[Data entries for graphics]
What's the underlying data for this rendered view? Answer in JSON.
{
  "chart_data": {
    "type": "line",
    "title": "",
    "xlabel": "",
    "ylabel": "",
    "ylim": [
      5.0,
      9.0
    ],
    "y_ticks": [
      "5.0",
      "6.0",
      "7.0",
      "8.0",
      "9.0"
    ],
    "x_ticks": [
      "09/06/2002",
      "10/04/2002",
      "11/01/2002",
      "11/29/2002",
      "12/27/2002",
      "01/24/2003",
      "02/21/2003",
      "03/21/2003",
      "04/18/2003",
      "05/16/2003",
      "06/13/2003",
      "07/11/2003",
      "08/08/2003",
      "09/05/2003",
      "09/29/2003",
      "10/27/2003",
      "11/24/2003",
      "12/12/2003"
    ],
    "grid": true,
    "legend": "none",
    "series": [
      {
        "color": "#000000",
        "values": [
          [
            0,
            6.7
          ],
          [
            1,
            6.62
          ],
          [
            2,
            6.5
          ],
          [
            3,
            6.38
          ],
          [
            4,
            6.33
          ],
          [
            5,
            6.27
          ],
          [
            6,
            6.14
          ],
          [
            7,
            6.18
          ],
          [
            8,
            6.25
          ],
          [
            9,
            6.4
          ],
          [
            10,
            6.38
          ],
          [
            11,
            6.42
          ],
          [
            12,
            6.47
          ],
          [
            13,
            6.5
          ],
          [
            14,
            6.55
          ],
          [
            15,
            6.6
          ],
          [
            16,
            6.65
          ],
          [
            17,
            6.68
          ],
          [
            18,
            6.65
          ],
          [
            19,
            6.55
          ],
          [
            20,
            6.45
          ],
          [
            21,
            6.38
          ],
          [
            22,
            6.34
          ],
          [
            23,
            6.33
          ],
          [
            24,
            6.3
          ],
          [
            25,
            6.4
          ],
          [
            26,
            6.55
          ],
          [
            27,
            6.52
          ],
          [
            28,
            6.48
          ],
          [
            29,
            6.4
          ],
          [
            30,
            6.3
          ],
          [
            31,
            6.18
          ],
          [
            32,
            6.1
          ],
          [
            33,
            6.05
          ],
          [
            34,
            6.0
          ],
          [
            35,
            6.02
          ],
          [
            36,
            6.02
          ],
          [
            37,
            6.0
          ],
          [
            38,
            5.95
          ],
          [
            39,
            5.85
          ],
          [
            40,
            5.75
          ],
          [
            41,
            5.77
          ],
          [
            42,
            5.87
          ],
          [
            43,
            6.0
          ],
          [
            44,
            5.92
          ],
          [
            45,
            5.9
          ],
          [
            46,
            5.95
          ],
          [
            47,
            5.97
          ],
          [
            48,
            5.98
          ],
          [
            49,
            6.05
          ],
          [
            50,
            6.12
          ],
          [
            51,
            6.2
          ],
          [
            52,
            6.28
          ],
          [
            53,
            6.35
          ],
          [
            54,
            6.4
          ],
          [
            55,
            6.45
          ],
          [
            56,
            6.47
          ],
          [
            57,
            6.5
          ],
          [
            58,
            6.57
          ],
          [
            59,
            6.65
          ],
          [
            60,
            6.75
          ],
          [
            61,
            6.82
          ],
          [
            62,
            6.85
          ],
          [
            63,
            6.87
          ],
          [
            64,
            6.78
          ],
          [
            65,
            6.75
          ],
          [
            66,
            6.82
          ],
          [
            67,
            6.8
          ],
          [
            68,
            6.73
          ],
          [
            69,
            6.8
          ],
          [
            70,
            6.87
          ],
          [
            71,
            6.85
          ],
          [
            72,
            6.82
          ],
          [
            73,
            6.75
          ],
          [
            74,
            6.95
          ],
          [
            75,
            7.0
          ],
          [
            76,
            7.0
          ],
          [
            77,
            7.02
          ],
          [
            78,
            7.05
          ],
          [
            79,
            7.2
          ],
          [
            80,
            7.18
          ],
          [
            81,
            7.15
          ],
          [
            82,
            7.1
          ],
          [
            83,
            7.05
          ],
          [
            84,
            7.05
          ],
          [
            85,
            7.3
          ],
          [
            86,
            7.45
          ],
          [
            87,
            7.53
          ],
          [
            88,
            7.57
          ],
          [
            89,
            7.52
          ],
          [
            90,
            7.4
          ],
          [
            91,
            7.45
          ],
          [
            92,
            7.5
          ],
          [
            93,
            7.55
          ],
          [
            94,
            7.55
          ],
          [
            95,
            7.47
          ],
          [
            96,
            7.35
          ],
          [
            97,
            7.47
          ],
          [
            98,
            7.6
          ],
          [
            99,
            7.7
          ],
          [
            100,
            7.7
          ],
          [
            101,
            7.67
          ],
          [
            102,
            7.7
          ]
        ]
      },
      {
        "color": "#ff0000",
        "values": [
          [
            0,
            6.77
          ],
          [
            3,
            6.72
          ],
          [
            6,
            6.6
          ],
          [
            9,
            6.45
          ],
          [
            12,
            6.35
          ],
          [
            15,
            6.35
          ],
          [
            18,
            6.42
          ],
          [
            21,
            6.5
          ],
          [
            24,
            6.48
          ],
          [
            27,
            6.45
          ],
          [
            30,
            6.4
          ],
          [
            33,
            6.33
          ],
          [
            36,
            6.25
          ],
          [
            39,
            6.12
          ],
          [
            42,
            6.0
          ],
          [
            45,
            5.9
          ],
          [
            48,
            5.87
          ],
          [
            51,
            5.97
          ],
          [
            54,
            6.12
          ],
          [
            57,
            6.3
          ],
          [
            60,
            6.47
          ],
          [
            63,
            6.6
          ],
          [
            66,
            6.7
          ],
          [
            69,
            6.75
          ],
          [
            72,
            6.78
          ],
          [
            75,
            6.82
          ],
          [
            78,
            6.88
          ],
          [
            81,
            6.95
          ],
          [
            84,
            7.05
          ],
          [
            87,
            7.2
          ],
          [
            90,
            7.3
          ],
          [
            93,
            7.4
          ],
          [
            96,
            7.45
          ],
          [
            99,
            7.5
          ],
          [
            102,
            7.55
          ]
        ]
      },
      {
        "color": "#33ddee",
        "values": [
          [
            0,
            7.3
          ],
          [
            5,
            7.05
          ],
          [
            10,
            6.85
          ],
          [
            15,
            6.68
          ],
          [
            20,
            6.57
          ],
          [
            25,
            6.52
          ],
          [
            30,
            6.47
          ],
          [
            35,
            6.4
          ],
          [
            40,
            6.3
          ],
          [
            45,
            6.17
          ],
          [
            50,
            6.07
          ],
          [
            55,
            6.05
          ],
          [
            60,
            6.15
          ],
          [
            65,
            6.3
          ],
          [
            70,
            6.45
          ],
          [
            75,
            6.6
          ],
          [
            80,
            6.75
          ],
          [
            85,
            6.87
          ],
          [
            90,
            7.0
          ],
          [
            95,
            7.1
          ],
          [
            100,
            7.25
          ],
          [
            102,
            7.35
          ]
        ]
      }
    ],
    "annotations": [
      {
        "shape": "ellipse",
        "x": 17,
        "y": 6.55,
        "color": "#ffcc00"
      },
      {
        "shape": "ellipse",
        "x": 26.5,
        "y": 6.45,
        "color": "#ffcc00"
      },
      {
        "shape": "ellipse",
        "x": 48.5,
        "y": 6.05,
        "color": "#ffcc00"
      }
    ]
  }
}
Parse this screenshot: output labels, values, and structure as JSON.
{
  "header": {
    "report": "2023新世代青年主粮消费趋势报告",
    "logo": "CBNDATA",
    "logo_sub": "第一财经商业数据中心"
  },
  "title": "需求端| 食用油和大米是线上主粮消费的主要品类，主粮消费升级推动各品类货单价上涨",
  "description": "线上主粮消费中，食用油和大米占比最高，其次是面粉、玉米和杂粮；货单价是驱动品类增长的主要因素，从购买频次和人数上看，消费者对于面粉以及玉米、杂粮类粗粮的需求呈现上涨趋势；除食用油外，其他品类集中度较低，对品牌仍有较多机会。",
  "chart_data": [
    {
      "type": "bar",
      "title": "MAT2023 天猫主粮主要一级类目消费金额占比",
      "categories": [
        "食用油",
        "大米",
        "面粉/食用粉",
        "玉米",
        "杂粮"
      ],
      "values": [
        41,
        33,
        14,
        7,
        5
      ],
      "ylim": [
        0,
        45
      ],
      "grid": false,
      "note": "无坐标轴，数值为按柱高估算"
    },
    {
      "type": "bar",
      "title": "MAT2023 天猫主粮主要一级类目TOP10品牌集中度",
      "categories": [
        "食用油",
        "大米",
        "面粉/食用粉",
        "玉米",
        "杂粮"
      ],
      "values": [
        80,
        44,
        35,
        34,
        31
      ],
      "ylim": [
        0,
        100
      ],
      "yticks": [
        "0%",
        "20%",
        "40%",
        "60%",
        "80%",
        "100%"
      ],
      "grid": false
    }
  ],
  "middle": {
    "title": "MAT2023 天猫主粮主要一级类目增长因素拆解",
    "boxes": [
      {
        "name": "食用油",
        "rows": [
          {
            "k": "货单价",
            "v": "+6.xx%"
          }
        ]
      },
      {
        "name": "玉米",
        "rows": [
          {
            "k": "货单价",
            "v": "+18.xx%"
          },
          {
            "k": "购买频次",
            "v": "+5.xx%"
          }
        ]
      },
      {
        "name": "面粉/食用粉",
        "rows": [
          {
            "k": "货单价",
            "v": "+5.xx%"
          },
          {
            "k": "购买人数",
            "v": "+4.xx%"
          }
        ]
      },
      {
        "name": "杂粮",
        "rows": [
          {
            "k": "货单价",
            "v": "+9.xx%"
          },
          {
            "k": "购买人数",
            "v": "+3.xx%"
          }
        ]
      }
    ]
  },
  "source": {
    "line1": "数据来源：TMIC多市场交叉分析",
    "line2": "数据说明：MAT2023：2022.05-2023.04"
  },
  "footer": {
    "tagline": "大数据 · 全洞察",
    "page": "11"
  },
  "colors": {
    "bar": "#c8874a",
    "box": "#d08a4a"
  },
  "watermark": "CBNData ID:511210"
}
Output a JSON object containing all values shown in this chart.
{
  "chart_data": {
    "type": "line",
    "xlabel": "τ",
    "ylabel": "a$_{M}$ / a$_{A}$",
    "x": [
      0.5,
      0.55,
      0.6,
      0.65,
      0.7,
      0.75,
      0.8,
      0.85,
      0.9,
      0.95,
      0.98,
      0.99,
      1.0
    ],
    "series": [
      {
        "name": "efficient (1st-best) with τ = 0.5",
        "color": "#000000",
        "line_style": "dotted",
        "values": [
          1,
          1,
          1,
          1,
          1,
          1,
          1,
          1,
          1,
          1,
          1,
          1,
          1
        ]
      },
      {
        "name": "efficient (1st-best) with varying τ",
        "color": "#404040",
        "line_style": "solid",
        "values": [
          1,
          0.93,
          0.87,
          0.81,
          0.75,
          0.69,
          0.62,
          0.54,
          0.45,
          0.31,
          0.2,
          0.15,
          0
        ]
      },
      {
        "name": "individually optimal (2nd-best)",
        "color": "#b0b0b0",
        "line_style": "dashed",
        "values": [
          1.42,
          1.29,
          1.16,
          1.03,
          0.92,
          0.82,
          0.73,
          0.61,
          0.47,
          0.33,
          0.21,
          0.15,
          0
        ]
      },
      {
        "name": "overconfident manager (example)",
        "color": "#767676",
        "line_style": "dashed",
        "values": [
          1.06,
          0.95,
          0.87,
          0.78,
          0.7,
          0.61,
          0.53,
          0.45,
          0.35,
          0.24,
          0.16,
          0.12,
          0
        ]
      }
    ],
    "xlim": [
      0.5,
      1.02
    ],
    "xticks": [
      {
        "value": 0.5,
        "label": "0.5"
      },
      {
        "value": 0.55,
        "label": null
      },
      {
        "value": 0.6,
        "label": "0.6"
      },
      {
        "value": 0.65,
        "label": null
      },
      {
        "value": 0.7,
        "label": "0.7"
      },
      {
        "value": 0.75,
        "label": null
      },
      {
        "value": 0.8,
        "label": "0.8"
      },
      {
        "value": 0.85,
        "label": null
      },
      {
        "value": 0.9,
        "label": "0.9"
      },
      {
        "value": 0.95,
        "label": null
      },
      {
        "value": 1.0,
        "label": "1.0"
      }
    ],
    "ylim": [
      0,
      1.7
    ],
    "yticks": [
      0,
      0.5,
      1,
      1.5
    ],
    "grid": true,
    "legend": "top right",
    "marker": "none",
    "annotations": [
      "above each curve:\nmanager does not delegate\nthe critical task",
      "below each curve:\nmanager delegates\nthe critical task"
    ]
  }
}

**Aim**
From the records above, pull out each line that has "curve".

**Worked answer**
      "above each curve:\nmanager does not delegate\nthe critical task",
      "below each curve:\nmanager delegates\nthe critical task"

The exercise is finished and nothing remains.